> [Records for the exercise]
======

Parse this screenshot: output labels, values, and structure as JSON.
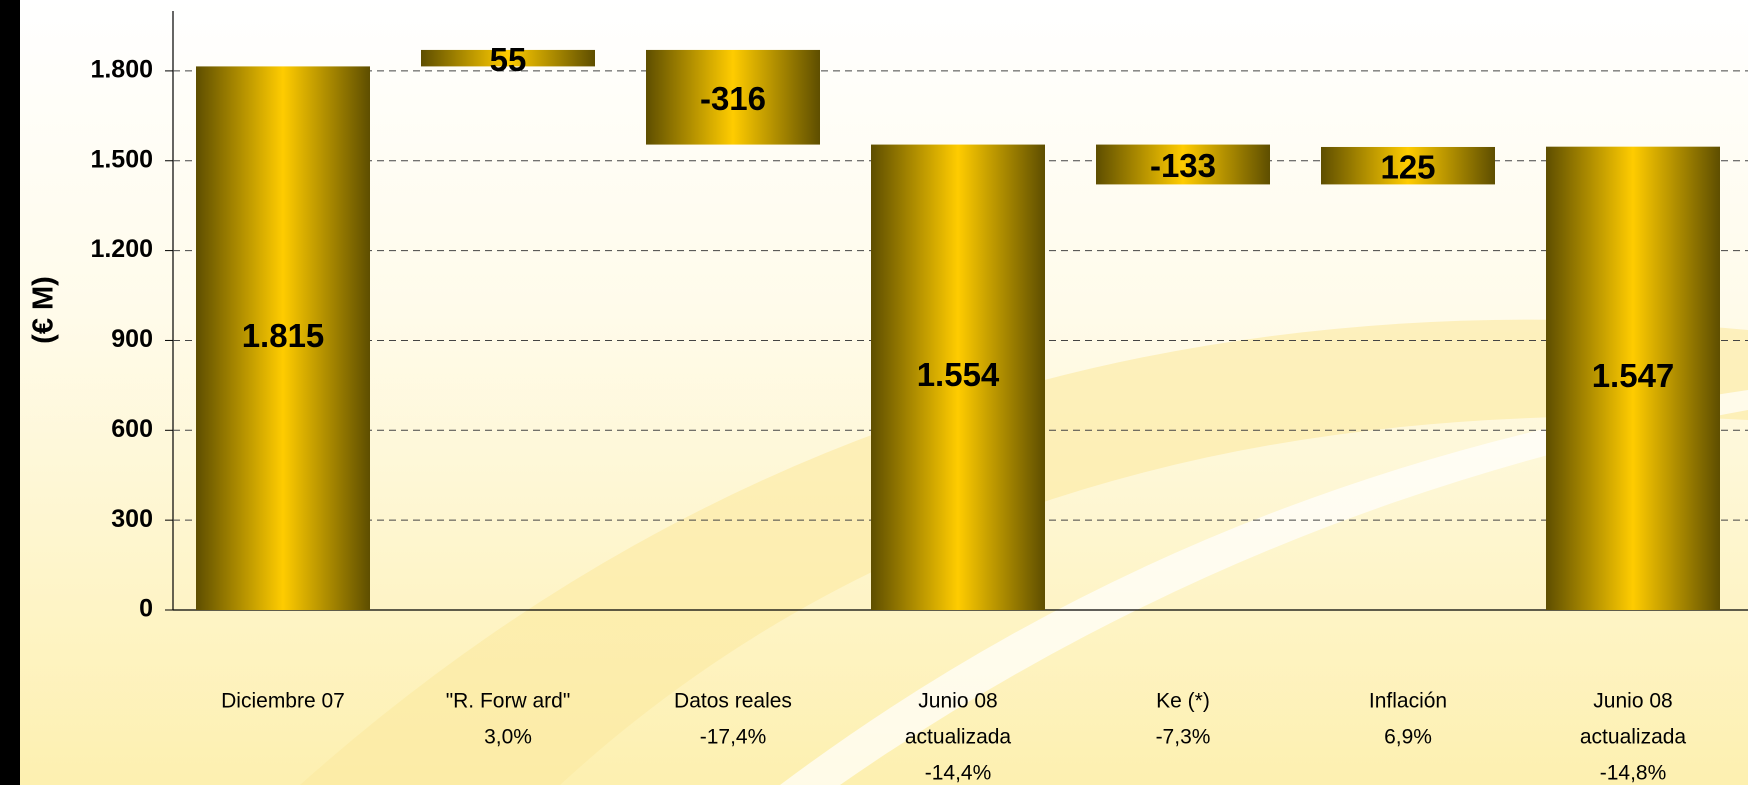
{
  "chart_data": {
    "type": "waterfall",
    "y_label": "(€ M)",
    "categories": [
      [
        "Diciembre 07"
      ],
      [
        "\"R. Forw ard\"",
        "3,0%"
      ],
      [
        "Datos reales",
        "-17,4%"
      ],
      [
        "Junio 08",
        "actualizada",
        "-14,4%"
      ],
      [
        "Ke (*)",
        "-7,3%"
      ],
      [
        "Inflación",
        "6,9%"
      ],
      [
        "Junio 08",
        "actualizada",
        "-14,8%"
      ]
    ],
    "values": [
      1815,
      55,
      -316,
      1554,
      -133,
      125,
      1547
    ],
    "value_labels": [
      "1.815",
      "55",
      "-316",
      "1.554",
      "-133",
      "125",
      "1.547"
    ],
    "totals": [
      true,
      false,
      false,
      true,
      false,
      false,
      true
    ],
    "ylim": [
      0,
      2000
    ],
    "yticks": [
      0,
      300,
      600,
      900,
      {
        "value": 1200,
        "label": "1.200"
      },
      {
        "value": 1500,
        "label": "1.500"
      },
      {
        "value": 1800,
        "label": "1.800"
      }
    ],
    "grid": true,
    "color": "#ffcc00"
  }
}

======

> [Problem description]
Do not include the images; transcribe the rest of the listing exactly.

> [Worked answer]
Parse this screenshot: output labels, values, and structure as JSON.
{
  "chart_data": {
    "type": "waterfall",
    "y_label": "(€ M)",
    "categories": [
      [
        "Diciembre 07"
      ],
      [
        "\"R. Forw ard\"",
        "3,0%"
      ],
      [
        "Datos reales",
        "-17,4%"
      ],
      [
        "Junio 08",
        "actualizada",
        "-14,4%"
      ],
      [
        "Ke (*)",
        "-7,3%"
      ],
      [
        "Inflación",
        "6,9%"
      ],
      [
        "Junio 08",
        "actualizada",
        "-14,8%"
      ]
    ],
    "values": [
      1815,
      55,
      -316,
      1554,
      -133,
      125,
      1547
    ],
    "value_labels": [
      "1.815",
      "55",
      "-316",
      "1.554",
      "-133",
      "125",
      "1.547"
    ],
    "totals": [
      true,
      false,
      false,
      true,
      false,
      false,
      true
    ],
    "ylim": [
      0,
      2000
    ],
    "yticks": [
      0,
      300,
      600,
      900,
      {
        "value": 1200,
        "label": "1.200"
      },
      {
        "value": 1500,
        "label": "1.500"
      },
      {
        "value": 1800,
        "label": "1.800"
      }
    ],
    "grid": true,
    "color": "#ffcc00"
  }
}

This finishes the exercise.